That’s the full value prop — automatic memory aliasing and automatic barriers from a single FrameGraph class. UE5’s transient resource allocator does the same thing: any FRDGTexture created through FRDGBuilder::CreateTexture (vs RegisterExternalTexture) is transient and eligible for aliasing, using the same lifetime analysis and free-list scan we just built.
✅ What the MVP delivers#
Three iterations produced a single FrameGraph class. Here’s what it does every frame, broken down by phase — the same declare → compile → execute lifecycle from Part I:
addPass runs its setup lambda:• declare reads & writes
• request virtual resources
• version tracking builds edges
• sort — topo order (Kahn's)
• cull — kill dead passes
• scan lifetimes — first/last use
• alias — free-list reuse
• compute barriers
• insert automatic barriers
• call execute lambda
• resources already aliased & bound
Compile cost by step:
| Compile step | Complexity | Algorithm |
|---|---|---|
| Topological sort | O(V + E) | Kahn's — passes + edges |
| Pass culling | O(V + E) | Backward reachability from output |
| Lifetime scan | O(V + E) | Walk sorted passes and their read/write edges |
| Aliasing | O(R log R) | Sort by first-use, greedy free-list scan |
| Barrier computation | O(V + E) | Walk passes and their read/write edges with state lookup |
The graph doesn’t care about your rendering strategy. It cares about your dependencies. Deferred or forward, the same FrameGraph class handles both — different topology, same automatic barriers and aliasing. That’s the whole point.

────────

_Task set_:
1. Rewrite the part of the frame graph text that begins at the words "That’s the full" and stops after "topo order (Kahn's)", changing "FrameGraph" to "RenderGraph".
2. Decide whether each statement agrees with the frame graph text. Answer yes or no, and quote the words from the text that settle it.
(a) The aliasing step has a complexity of O(R log R).
(b) Pass culling works by forward reachability from the input.
(c) In UE5, a texture brought in through RegisterExternalTexture is transient.
3. Answer these questions from the frame graph text:
(a) How many iterations produced the single FrameGraph class?
(b) Which algorithm is named for the topological sort?
(c) Which two rendering strategies does the same FrameGraph class handle?

────────

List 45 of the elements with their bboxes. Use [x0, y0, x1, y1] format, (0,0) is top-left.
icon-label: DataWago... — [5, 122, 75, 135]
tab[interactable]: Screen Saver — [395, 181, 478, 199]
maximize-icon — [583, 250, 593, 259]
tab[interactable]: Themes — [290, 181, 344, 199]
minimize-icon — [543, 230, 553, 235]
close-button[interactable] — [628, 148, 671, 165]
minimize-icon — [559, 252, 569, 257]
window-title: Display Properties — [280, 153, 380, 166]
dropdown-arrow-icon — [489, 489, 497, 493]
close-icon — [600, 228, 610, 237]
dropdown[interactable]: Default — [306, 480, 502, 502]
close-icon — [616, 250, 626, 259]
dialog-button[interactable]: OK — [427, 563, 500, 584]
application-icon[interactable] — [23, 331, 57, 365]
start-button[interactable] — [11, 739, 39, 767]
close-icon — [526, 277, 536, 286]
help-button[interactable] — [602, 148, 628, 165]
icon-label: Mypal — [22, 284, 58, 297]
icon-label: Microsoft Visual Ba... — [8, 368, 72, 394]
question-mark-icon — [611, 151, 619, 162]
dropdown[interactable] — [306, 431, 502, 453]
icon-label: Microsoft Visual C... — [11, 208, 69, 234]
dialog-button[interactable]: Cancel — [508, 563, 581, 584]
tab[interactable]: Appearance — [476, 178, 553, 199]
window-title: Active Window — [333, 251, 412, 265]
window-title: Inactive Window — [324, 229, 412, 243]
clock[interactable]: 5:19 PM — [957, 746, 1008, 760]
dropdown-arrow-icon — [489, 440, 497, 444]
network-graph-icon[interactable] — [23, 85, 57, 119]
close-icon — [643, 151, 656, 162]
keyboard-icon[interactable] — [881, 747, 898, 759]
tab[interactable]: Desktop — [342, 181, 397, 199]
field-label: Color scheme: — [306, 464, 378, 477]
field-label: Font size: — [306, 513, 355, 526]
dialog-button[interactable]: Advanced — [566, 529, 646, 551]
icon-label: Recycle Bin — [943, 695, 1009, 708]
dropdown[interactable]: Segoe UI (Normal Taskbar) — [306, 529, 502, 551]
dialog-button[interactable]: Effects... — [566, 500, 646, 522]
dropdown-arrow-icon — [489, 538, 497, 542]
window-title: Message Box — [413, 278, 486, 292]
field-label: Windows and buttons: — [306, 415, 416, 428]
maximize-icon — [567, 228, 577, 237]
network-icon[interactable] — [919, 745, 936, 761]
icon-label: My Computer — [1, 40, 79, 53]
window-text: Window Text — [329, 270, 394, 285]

────────

_Task results_:
1.
That’s the full value prop — automatic memory aliasing and automatic barriers from a single RenderGraph class. UE5’s transient resource allocator does the same thing: any FRDGTexture created through FRDGBuilder::CreateTexture (vs RegisterExternalTexture) is transient and eligible for aliasing, using the same lifetime analysis and free-list scan we just built.
✅ What the MVP delivers#
Three iterations produced a single RenderGraph class. Here’s what it does every frame, broken down by phase — the same declare → compile → execute lifecycle from Part I:
addPass runs its setup lambda:• declare reads & writes
• request virtual resources
• version tracking builds edges
• sort — topo order (Kahn's)

2.
(a) Yes: "| Aliasing | O(R log R) | Sort by first-use, greedy free-list scan |"
(b) No: "Backward reachability from output"
(c) No: "any FRDGTexture created through FRDGBuilder::CreateTexture (vs RegisterExternalTexture) is transient and eligible for aliasing"

3.
(a) Three.
(b) Kahn's.
(c) Deferred and forward.